(Beginning of Record set)
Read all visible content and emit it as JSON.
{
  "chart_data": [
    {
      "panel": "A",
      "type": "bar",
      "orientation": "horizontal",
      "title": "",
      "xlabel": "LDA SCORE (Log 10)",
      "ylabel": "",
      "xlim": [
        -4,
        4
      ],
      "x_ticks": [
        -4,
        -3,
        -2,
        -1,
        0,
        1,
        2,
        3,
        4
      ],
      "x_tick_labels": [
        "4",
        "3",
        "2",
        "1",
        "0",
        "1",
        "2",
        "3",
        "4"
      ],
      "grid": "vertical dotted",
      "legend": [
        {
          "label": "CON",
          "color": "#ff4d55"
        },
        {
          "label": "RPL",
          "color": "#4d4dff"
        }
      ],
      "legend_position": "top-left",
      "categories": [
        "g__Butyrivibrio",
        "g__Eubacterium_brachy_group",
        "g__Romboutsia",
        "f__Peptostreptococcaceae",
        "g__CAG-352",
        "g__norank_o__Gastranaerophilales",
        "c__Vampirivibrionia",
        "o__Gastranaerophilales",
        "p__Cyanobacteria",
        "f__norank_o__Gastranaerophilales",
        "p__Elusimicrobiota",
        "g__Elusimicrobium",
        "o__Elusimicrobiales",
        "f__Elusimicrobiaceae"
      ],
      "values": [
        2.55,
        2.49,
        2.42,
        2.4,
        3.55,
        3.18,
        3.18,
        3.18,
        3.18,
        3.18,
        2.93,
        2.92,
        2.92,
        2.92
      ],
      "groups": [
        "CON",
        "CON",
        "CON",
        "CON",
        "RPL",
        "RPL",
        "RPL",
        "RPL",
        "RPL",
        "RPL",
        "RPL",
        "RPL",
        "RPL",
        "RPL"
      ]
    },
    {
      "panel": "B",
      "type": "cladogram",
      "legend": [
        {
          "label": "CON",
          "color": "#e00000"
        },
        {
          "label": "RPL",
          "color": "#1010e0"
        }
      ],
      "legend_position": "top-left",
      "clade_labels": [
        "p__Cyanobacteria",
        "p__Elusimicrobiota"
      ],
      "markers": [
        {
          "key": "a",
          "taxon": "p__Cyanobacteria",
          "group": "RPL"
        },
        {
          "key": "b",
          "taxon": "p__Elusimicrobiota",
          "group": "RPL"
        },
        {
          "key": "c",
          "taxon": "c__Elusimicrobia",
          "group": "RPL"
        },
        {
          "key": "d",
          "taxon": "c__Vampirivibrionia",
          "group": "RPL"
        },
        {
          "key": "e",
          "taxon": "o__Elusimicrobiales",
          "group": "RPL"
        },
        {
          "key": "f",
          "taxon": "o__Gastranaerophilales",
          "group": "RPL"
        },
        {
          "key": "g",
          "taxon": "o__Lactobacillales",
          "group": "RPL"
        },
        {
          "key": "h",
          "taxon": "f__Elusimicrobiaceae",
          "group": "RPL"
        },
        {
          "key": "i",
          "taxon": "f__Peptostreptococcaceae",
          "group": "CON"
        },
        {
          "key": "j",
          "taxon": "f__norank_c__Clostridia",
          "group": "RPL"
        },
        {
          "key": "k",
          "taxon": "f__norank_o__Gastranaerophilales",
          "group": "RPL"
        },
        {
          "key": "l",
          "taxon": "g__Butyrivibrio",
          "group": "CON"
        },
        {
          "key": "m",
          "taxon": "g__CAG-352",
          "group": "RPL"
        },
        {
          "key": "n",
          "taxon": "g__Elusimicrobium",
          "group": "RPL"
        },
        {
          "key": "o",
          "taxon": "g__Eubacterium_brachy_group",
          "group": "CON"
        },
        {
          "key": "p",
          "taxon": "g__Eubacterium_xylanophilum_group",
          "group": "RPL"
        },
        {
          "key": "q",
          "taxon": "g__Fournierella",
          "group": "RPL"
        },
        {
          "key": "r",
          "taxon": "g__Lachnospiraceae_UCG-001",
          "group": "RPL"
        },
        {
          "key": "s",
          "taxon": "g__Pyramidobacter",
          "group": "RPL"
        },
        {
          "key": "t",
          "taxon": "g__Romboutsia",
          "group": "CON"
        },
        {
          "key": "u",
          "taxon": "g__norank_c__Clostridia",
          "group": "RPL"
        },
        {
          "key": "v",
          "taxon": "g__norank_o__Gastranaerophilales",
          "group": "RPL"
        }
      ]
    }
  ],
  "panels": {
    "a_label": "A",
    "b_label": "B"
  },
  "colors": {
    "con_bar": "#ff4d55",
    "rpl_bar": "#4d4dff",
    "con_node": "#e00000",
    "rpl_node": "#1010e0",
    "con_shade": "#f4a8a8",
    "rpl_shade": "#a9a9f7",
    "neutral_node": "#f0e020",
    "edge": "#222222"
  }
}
(End of Record set)
- Task brief
A complete, exact transcription of the data above is the required answer.

- Response
Read all visible content and emit it as JSON.
{
  "chart_data": [
    {
      "panel": "A",
      "type": "bar",
      "orientation": "horizontal",
      "title": "",
      "xlabel": "LDA SCORE (Log 10)",
      "ylabel": "",
      "xlim": [
        -4,
        4
      ],
      "x_ticks": [
        -4,
        -3,
        -2,
        -1,
        0,
        1,
        2,
        3,
        4
      ],
      "x_tick_labels": [
        "4",
        "3",
        "2",
        "1",
        "0",
        "1",
        "2",
        "3",
        "4"
      ],
      "grid": "vertical dotted",
      "legend": [
        {
          "label": "CON",
          "color": "#ff4d55"
        },
        {
          "label": "RPL",
          "color": "#4d4dff"
        }
      ],
      "legend_position": "top-left",
      "categories": [
        "g__Butyrivibrio",
        "g__Eubacterium_brachy_group",
        "g__Romboutsia",
        "f__Peptostreptococcaceae",
        "g__CAG-352",
        "g__norank_o__Gastranaerophilales",
        "c__Vampirivibrionia",
        "o__Gastranaerophilales",
        "p__Cyanobacteria",
        "f__norank_o__Gastranaerophilales",
        "p__Elusimicrobiota",
        "g__Elusimicrobium",
        "o__Elusimicrobiales",
        "f__Elusimicrobiaceae"
      ],
      "values": [
        2.55,
        2.49,
        2.42,
        2.4,
        3.55,
        3.18,
        3.18,
        3.18,
        3.18,
        3.18,
        2.93,
        2.92,
        2.92,
        2.92
      ],
      "groups": [
        "CON",
        "CON",
        "CON",
        "CON",
        "RPL",
        "RPL",
        "RPL",
        "RPL",
        "RPL",
        "RPL",
        "RPL",
        "RPL",
        "RPL",
        "RPL"
      ]
    },
    {
      "panel": "B",
      "type": "cladogram",
      "legend": [
        {
          "label": "CON",
          "color": "#e00000"
        },
        {
          "label": "RPL",
          "color": "#1010e0"
        }
      ],
      "legend_position": "top-left",
      "clade_labels": [
        "p__Cyanobacteria",
        "p__Elusimicrobiota"
      ],
      "markers": [
        {
          "key": "a",
          "taxon": "p__Cyanobacteria",
          "group": "RPL"
        },
        {
          "key": "b",
          "taxon": "p__Elusimicrobiota",
          "group": "RPL"
        },
        {
          "key": "c",
          "taxon": "c__Elusimicrobia",
          "group": "RPL"
        },
        {
          "key": "d",
          "taxon": "c__Vampirivibrionia",
          "group": "RPL"
        },
        {
          "key": "e",
          "taxon": "o__Elusimicrobiales",
          "group": "RPL"
        },
        {
          "key": "f",
          "taxon": "o__Gastranaerophilales",
          "group": "RPL"
        },
        {
          "key": "g",
          "taxon": "o__Lactobacillales",
          "group": "RPL"
        },
        {
          "key": "h",
          "taxon": "f__Elusimicrobiaceae",
          "group": "RPL"
        },
        {
          "key": "i",
          "taxon": "f__Peptostreptococcaceae",
          "group": "CON"
        },
        {
          "key": "j",
          "taxon": "f__norank_c__Clostridia",
          "group": "RPL"
        },
        {
          "key": "k",
          "taxon": "f__norank_o__Gastranaerophilales",
          "group": "RPL"
        },
        {
          "key": "l",
          "taxon": "g__Butyrivibrio",
          "group": "CON"
        },
        {
          "key": "m",
          "taxon": "g__CAG-352",
          "group": "RPL"
        },
        {
          "key": "n",
          "taxon": "g__Elusimicrobium",
          "group": "RPL"
        },
        {
          "key": "o",
          "taxon": "g__Eubacterium_brachy_group",
          "group": "CON"
        },
        {
          "key": "p",
          "taxon": "g__Eubacterium_xylanophilum_group",
          "group": "RPL"
        },
        {
          "key": "q",
          "taxon": "g__Fournierella",
          "group": "RPL"
        },
        {
          "key": "r",
          "taxon": "g__Lachnospiraceae_UCG-001",
          "group": "RPL"
        },
        {
          "key": "s",
          "taxon": "g__Pyramidobacter",
          "group": "RPL"
        },
        {
          "key": "t",
          "taxon": "g__Romboutsia",
          "group": "CON"
        },
        {
          "key": "u",
          "taxon": "g__norank_c__Clostridia",
          "group": "RPL"
        },
        {
          "key": "v",
          "taxon": "g__norank_o__Gastranaerophilales",
          "group": "RPL"
        }
      ]
    }
  ],
  "panels": {
    "a_label": "A",
    "b_label": "B"
  },
  "colors": {
    "con_bar": "#ff4d55",
    "rpl_bar": "#4d4dff",
    "con_node": "#e00000",
    "rpl_node": "#1010e0",
    "con_shade": "#f4a8a8",
    "rpl_shade": "#a9a9f7",
    "neutral_node": "#f0e020",
    "edge": "#222222"
  }
}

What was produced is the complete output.